- What is being asked
Copy out the lines that have "按一天旷工计算" in them.

- Collection entries
____
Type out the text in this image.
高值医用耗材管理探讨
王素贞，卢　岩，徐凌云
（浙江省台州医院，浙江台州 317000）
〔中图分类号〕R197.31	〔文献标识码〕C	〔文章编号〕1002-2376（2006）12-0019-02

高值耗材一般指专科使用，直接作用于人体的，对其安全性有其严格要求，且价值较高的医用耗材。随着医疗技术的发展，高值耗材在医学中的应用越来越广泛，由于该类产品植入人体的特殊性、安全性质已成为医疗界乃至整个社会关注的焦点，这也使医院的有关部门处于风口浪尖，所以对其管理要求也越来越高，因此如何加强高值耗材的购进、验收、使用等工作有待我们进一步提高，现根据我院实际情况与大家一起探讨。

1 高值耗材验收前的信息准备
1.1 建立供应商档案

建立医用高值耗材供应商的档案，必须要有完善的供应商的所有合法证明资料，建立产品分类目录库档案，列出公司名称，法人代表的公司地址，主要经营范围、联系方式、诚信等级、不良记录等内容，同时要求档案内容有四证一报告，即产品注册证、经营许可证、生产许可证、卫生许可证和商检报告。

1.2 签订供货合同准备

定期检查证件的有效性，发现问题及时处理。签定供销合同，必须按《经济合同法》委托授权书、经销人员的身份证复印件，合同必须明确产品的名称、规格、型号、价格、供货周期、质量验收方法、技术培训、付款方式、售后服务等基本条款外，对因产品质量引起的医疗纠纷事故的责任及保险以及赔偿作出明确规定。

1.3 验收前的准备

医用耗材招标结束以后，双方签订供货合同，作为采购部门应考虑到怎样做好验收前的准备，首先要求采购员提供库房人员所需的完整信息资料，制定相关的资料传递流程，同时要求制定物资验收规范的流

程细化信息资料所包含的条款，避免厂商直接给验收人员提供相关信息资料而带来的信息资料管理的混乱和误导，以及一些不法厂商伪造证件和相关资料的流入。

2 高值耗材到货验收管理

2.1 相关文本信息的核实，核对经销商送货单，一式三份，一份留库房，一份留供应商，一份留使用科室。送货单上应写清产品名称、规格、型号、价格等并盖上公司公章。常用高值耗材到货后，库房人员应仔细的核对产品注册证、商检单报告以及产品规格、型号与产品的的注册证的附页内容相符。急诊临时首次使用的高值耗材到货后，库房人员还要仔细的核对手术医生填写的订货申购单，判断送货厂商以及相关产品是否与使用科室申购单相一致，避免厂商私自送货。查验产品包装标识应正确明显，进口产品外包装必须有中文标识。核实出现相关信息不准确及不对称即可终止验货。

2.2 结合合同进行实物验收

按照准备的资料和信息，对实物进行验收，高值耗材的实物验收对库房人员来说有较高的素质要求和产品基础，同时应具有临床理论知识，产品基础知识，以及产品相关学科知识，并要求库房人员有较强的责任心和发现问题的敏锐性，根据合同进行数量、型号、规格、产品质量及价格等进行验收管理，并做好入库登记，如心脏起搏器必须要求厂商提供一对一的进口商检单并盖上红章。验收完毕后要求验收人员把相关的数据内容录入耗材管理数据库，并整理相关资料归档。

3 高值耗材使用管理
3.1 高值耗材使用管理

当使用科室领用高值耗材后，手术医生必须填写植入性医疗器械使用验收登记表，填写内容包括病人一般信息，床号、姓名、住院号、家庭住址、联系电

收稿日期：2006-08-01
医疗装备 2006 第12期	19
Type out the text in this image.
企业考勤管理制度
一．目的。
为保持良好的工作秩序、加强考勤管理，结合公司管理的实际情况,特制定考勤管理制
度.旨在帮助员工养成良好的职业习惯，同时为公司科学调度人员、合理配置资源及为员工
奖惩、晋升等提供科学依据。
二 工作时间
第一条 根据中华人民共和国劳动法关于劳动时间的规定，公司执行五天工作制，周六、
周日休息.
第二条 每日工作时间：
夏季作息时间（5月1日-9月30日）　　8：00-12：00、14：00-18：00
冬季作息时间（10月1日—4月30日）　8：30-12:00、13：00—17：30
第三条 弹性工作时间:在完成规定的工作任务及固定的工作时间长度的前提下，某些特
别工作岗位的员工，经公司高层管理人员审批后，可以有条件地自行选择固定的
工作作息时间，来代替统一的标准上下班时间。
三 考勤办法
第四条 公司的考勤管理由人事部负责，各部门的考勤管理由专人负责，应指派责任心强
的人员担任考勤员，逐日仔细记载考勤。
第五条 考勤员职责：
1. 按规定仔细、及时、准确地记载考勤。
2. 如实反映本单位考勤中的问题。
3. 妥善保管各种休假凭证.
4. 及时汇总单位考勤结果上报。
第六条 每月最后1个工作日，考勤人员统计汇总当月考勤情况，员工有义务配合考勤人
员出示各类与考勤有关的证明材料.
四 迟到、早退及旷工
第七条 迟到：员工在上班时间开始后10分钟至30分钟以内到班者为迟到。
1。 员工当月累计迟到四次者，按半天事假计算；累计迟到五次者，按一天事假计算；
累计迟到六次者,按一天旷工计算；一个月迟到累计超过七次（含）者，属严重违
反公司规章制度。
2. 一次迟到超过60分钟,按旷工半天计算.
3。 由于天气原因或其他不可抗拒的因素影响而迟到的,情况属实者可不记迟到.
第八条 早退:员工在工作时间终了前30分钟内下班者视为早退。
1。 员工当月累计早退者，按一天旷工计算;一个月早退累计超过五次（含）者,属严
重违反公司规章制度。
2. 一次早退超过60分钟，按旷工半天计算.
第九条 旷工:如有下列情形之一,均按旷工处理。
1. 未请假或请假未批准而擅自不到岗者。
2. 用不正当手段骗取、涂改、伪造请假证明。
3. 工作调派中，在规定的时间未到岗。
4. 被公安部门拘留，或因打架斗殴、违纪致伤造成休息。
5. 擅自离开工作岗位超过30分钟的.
____
- Correct output
累计迟到六次者,按一天旷工计算；一个月迟到累计超过七次（含）者，属严重违
1。 员工当月累计早退者，按一天旷工计算;一个月早退累计超过五次（含）者,属严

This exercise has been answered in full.